STORED RECORDS ::
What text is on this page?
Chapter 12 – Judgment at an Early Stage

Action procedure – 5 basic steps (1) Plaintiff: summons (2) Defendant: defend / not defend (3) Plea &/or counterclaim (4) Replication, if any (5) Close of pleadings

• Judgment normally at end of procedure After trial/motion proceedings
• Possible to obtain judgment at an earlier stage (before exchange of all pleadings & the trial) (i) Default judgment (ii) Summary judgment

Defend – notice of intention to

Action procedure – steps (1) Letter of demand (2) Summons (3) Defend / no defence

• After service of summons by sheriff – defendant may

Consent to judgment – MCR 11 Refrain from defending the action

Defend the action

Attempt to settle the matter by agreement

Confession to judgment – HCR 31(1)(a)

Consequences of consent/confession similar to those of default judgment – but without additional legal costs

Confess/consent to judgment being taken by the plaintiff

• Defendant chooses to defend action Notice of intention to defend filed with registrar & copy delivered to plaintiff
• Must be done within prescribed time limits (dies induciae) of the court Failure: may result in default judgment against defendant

GIVEN EXERCISE ::
The required answer is a single number: the count of lines in the entries that hold the string "intention".

IN RESPONSE ::
2